(Dataset items)

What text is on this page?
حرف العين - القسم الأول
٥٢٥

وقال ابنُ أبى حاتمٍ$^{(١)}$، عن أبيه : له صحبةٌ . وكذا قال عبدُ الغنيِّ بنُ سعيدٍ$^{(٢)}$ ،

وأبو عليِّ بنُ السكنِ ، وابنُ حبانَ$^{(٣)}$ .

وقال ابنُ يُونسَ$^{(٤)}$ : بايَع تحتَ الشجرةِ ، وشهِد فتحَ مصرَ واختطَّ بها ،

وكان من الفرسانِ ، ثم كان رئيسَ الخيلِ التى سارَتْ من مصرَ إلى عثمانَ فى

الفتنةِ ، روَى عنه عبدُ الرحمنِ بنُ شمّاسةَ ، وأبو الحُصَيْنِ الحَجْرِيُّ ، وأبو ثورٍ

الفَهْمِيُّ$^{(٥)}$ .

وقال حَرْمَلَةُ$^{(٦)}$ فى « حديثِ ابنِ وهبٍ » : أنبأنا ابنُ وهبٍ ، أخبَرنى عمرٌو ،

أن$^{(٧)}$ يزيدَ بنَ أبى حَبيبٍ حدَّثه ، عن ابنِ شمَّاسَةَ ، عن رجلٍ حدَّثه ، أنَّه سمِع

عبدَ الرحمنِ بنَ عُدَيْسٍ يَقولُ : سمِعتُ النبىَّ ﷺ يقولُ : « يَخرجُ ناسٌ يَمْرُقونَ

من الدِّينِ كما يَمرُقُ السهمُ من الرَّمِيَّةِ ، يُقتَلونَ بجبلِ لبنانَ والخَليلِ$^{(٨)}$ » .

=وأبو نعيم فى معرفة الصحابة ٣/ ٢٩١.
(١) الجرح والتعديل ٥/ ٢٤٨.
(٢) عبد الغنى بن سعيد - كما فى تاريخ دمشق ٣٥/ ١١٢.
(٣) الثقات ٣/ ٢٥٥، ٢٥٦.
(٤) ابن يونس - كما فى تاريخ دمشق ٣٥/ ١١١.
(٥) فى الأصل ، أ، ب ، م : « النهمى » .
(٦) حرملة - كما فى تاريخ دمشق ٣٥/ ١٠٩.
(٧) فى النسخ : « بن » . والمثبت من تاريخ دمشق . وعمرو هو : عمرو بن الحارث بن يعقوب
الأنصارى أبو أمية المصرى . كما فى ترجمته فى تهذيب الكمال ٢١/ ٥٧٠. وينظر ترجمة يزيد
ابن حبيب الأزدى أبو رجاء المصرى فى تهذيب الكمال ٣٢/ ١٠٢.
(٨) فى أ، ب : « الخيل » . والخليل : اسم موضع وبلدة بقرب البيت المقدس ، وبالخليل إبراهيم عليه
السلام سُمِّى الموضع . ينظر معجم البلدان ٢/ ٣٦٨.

• _YOUR TASK_
Write all of the records out again exactly.

• _SOLVED EXERCISE_
What text is on this page?
حرف العين - القسم الأول
٥٢٥

وقال ابنُ أبى حاتمٍ$^{(١)}$، عن أبيه : له صحبةٌ . وكذا قال عبدُ الغنيِّ بنُ سعيدٍ$^{(٢)}$ ،

وأبو عليِّ بنُ السكنِ ، وابنُ حبانَ$^{(٣)}$ .

وقال ابنُ يُونسَ$^{(٤)}$ : بايَع تحتَ الشجرةِ ، وشهِد فتحَ مصرَ واختطَّ بها ،

وكان من الفرسانِ ، ثم كان رئيسَ الخيلِ التى سارَتْ من مصرَ إلى عثمانَ فى

الفتنةِ ، روَى عنه عبدُ الرحمنِ بنُ شمّاسةَ ، وأبو الحُصَيْنِ الحَجْرِيُّ ، وأبو ثورٍ

الفَهْمِيُّ$^{(٥)}$ .

وقال حَرْمَلَةُ$^{(٦)}$ فى « حديثِ ابنِ وهبٍ » : أنبأنا ابنُ وهبٍ ، أخبَرنى عمرٌو ،

أن$^{(٧)}$ يزيدَ بنَ أبى حَبيبٍ حدَّثه ، عن ابنِ شمَّاسَةَ ، عن رجلٍ حدَّثه ، أنَّه سمِع

عبدَ الرحمنِ بنَ عُدَيْسٍ يَقولُ : سمِعتُ النبىَّ ﷺ يقولُ : « يَخرجُ ناسٌ يَمْرُقونَ

من الدِّينِ كما يَمرُقُ السهمُ من الرَّمِيَّةِ ، يُقتَلونَ بجبلِ لبنانَ والخَليلِ$^{(٨)}$ » .

=وأبو نعيم فى معرفة الصحابة ٣/ ٢٩١.
(١) الجرح والتعديل ٥/ ٢٤٨.
(٢) عبد الغنى بن سعيد - كما فى تاريخ دمشق ٣٥/ ١١٢.
(٣) الثقات ٣/ ٢٥٥، ٢٥٦.
(٤) ابن يونس - كما فى تاريخ دمشق ٣٥/ ١١١.
(٥) فى الأصل ، أ، ب ، م : « النهمى » .
(٦) حرملة - كما فى تاريخ دمشق ٣٥/ ١٠٩.
(٧) فى النسخ : « بن » . والمثبت من تاريخ دمشق . وعمرو هو : عمرو بن الحارث بن يعقوب
الأنصارى أبو أمية المصرى . كما فى ترجمته فى تهذيب الكمال ٢١/ ٥٧٠. وينظر ترجمة يزيد
ابن حبيب الأزدى أبو رجاء المصرى فى تهذيب الكمال ٣٢/ ١٠٢.
(٨) فى أ، ب : « الخيل » . والخليل : اسم موضع وبلدة بقرب البيت المقدس ، وبالخليل إبراهيم عليه
السلام سُمِّى الموضع . ينظر معجم البلدان ٢/ ٣٦٨.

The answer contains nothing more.